Written request: What number of lines hold the word "this"? State that number and nothing besides.
* Begin Given records *
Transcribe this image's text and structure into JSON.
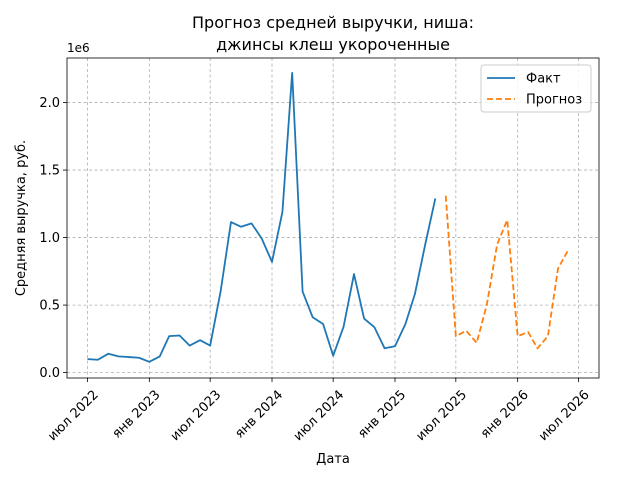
{
  "chart_data": {
    "type": "line",
    "title_lines": [
      "Прогноз средней выручки, ниша:",
      "джинсы клеш укороченные"
    ],
    "xlabel": "Дата",
    "ylabel": "Средняя выручка, руб.",
    "y_offset_label": "1e6",
    "ylim": [
      -0.04,
      2.33
    ],
    "y_ticks": [
      0.0,
      0.5,
      1.0,
      1.5,
      2.0
    ],
    "y_tick_labels": [
      "0.0",
      "0.5",
      "1.0",
      "1.5",
      "2.0"
    ],
    "x_range": [
      "2022-05-01",
      "2026-08-31"
    ],
    "x_ticks": [
      "2022-07-01",
      "2023-01-01",
      "2023-07-01",
      "2024-01-01",
      "2024-07-01",
      "2025-01-01",
      "2025-07-01",
      "2026-01-01",
      "2026-07-01"
    ],
    "x_tick_labels": [
      "июл 2022",
      "янв 2023",
      "июл 2023",
      "янв 2024",
      "июл 2024",
      "янв 2025",
      "июл 2025",
      "янв 2026",
      "июл 2026"
    ],
    "grid": true,
    "legend_position": "top-right",
    "series": [
      {
        "name": "Факт",
        "color": "#1f77b4",
        "style": "solid",
        "x": [
          "2022-07-01",
          "2022-08-01",
          "2022-09-01",
          "2022-10-01",
          "2022-11-01",
          "2022-12-01",
          "2023-01-01",
          "2023-02-01",
          "2023-03-01",
          "2023-04-01",
          "2023-05-01",
          "2023-06-01",
          "2023-07-01",
          "2023-08-01",
          "2023-09-01",
          "2023-10-01",
          "2023-11-01",
          "2023-12-01",
          "2024-01-01",
          "2024-02-01",
          "2024-03-01",
          "2024-04-01",
          "2024-05-01",
          "2024-06-01",
          "2024-07-01",
          "2024-08-01",
          "2024-09-01",
          "2024-10-01",
          "2024-11-01",
          "2024-12-01",
          "2025-01-01",
          "2025-02-01",
          "2025-03-01",
          "2025-04-01",
          "2025-05-01"
        ],
        "values": [
          0.1,
          0.095,
          0.14,
          0.12,
          0.115,
          0.11,
          0.08,
          0.12,
          0.27,
          0.275,
          0.2,
          0.24,
          0.2,
          0.6,
          1.115,
          1.08,
          1.105,
          0.995,
          0.82,
          1.19,
          2.22,
          0.6,
          0.41,
          0.36,
          0.125,
          0.34,
          0.73,
          0.4,
          0.335,
          0.18,
          0.195,
          0.36,
          0.58,
          0.95,
          1.29
        ]
      },
      {
        "name": "Прогноз",
        "color": "#ff7f0e",
        "style": "dashed",
        "x": [
          "2025-06-01",
          "2025-07-01",
          "2025-08-01",
          "2025-09-01",
          "2025-10-01",
          "2025-11-01",
          "2025-12-01",
          "2026-01-01",
          "2026-02-01",
          "2026-03-01",
          "2026-04-01",
          "2026-05-01",
          "2026-06-01"
        ],
        "values": [
          1.31,
          0.27,
          0.31,
          0.22,
          0.5,
          0.95,
          1.13,
          0.27,
          0.3,
          0.18,
          0.27,
          0.77,
          0.91
        ]
      }
    ]
  }
}
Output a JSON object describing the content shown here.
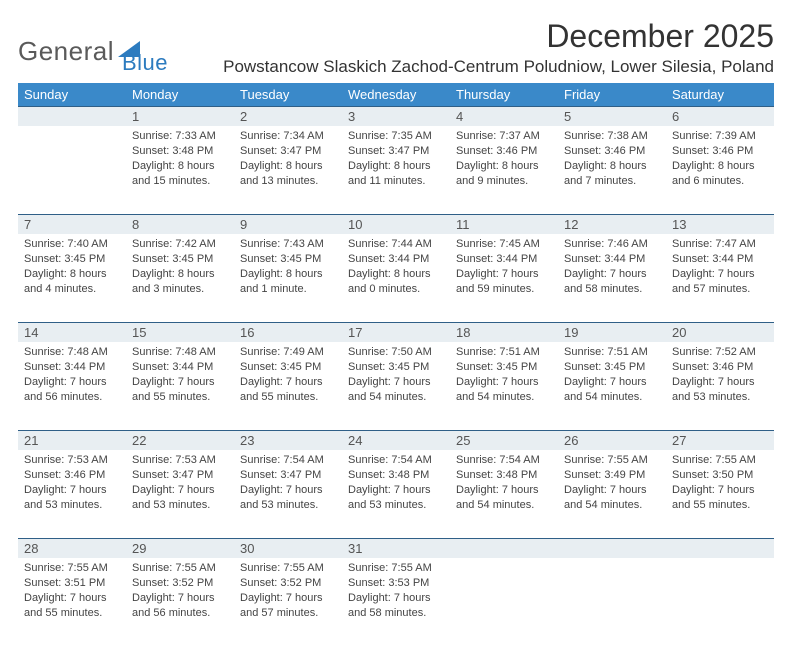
{
  "logo": {
    "text1": "General",
    "text2": "Blue"
  },
  "title": "December 2025",
  "location": "Powstancow Slaskich Zachod-Centrum Poludniow, Lower Silesia, Poland",
  "colors": {
    "header_bg": "#3a89c9",
    "num_row_bg": "#e8eef2",
    "num_row_border": "#2f5f87",
    "text": "#444"
  },
  "day_names": [
    "Sunday",
    "Monday",
    "Tuesday",
    "Wednesday",
    "Thursday",
    "Friday",
    "Saturday"
  ],
  "weeks": [
    {
      "nums": [
        "",
        "1",
        "2",
        "3",
        "4",
        "5",
        "6"
      ],
      "cells": [
        [],
        [
          "Sunrise: 7:33 AM",
          "Sunset: 3:48 PM",
          "Daylight: 8 hours",
          "and 15 minutes."
        ],
        [
          "Sunrise: 7:34 AM",
          "Sunset: 3:47 PM",
          "Daylight: 8 hours",
          "and 13 minutes."
        ],
        [
          "Sunrise: 7:35 AM",
          "Sunset: 3:47 PM",
          "Daylight: 8 hours",
          "and 11 minutes."
        ],
        [
          "Sunrise: 7:37 AM",
          "Sunset: 3:46 PM",
          "Daylight: 8 hours",
          "and 9 minutes."
        ],
        [
          "Sunrise: 7:38 AM",
          "Sunset: 3:46 PM",
          "Daylight: 8 hours",
          "and 7 minutes."
        ],
        [
          "Sunrise: 7:39 AM",
          "Sunset: 3:46 PM",
          "Daylight: 8 hours",
          "and 6 minutes."
        ]
      ]
    },
    {
      "nums": [
        "7",
        "8",
        "9",
        "10",
        "11",
        "12",
        "13"
      ],
      "cells": [
        [
          "Sunrise: 7:40 AM",
          "Sunset: 3:45 PM",
          "Daylight: 8 hours",
          "and 4 minutes."
        ],
        [
          "Sunrise: 7:42 AM",
          "Sunset: 3:45 PM",
          "Daylight: 8 hours",
          "and 3 minutes."
        ],
        [
          "Sunrise: 7:43 AM",
          "Sunset: 3:45 PM",
          "Daylight: 8 hours",
          "and 1 minute."
        ],
        [
          "Sunrise: 7:44 AM",
          "Sunset: 3:44 PM",
          "Daylight: 8 hours",
          "and 0 minutes."
        ],
        [
          "Sunrise: 7:45 AM",
          "Sunset: 3:44 PM",
          "Daylight: 7 hours",
          "and 59 minutes."
        ],
        [
          "Sunrise: 7:46 AM",
          "Sunset: 3:44 PM",
          "Daylight: 7 hours",
          "and 58 minutes."
        ],
        [
          "Sunrise: 7:47 AM",
          "Sunset: 3:44 PM",
          "Daylight: 7 hours",
          "and 57 minutes."
        ]
      ]
    },
    {
      "nums": [
        "14",
        "15",
        "16",
        "17",
        "18",
        "19",
        "20"
      ],
      "cells": [
        [
          "Sunrise: 7:48 AM",
          "Sunset: 3:44 PM",
          "Daylight: 7 hours",
          "and 56 minutes."
        ],
        [
          "Sunrise: 7:48 AM",
          "Sunset: 3:44 PM",
          "Daylight: 7 hours",
          "and 55 minutes."
        ],
        [
          "Sunrise: 7:49 AM",
          "Sunset: 3:45 PM",
          "Daylight: 7 hours",
          "and 55 minutes."
        ],
        [
          "Sunrise: 7:50 AM",
          "Sunset: 3:45 PM",
          "Daylight: 7 hours",
          "and 54 minutes."
        ],
        [
          "Sunrise: 7:51 AM",
          "Sunset: 3:45 PM",
          "Daylight: 7 hours",
          "and 54 minutes."
        ],
        [
          "Sunrise: 7:51 AM",
          "Sunset: 3:45 PM",
          "Daylight: 7 hours",
          "and 54 minutes."
        ],
        [
          "Sunrise: 7:52 AM",
          "Sunset: 3:46 PM",
          "Daylight: 7 hours",
          "and 53 minutes."
        ]
      ]
    },
    {
      "nums": [
        "21",
        "22",
        "23",
        "24",
        "25",
        "26",
        "27"
      ],
      "cells": [
        [
          "Sunrise: 7:53 AM",
          "Sunset: 3:46 PM",
          "Daylight: 7 hours",
          "and 53 minutes."
        ],
        [
          "Sunrise: 7:53 AM",
          "Sunset: 3:47 PM",
          "Daylight: 7 hours",
          "and 53 minutes."
        ],
        [
          "Sunrise: 7:54 AM",
          "Sunset: 3:47 PM",
          "Daylight: 7 hours",
          "and 53 minutes."
        ],
        [
          "Sunrise: 7:54 AM",
          "Sunset: 3:48 PM",
          "Daylight: 7 hours",
          "and 53 minutes."
        ],
        [
          "Sunrise: 7:54 AM",
          "Sunset: 3:48 PM",
          "Daylight: 7 hours",
          "and 54 minutes."
        ],
        [
          "Sunrise: 7:55 AM",
          "Sunset: 3:49 PM",
          "Daylight: 7 hours",
          "and 54 minutes."
        ],
        [
          "Sunrise: 7:55 AM",
          "Sunset: 3:50 PM",
          "Daylight: 7 hours",
          "and 55 minutes."
        ]
      ]
    },
    {
      "nums": [
        "28",
        "29",
        "30",
        "31",
        "",
        "",
        ""
      ],
      "cells": [
        [
          "Sunrise: 7:55 AM",
          "Sunset: 3:51 PM",
          "Daylight: 7 hours",
          "and 55 minutes."
        ],
        [
          "Sunrise: 7:55 AM",
          "Sunset: 3:52 PM",
          "Daylight: 7 hours",
          "and 56 minutes."
        ],
        [
          "Sunrise: 7:55 AM",
          "Sunset: 3:52 PM",
          "Daylight: 7 hours",
          "and 57 minutes."
        ],
        [
          "Sunrise: 7:55 AM",
          "Sunset: 3:53 PM",
          "Daylight: 7 hours",
          "and 58 minutes."
        ],
        [],
        [],
        []
      ]
    }
  ]
}
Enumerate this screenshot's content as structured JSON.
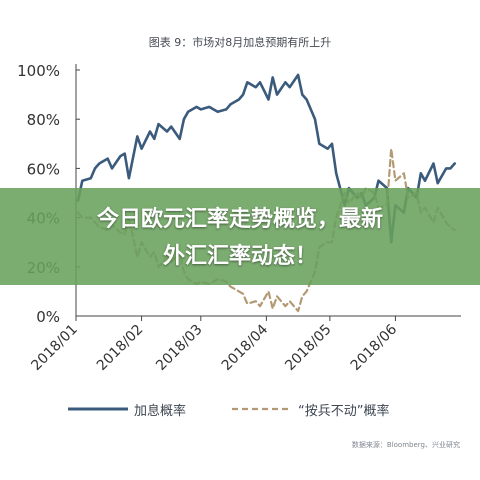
* End Given records *
Result below: 2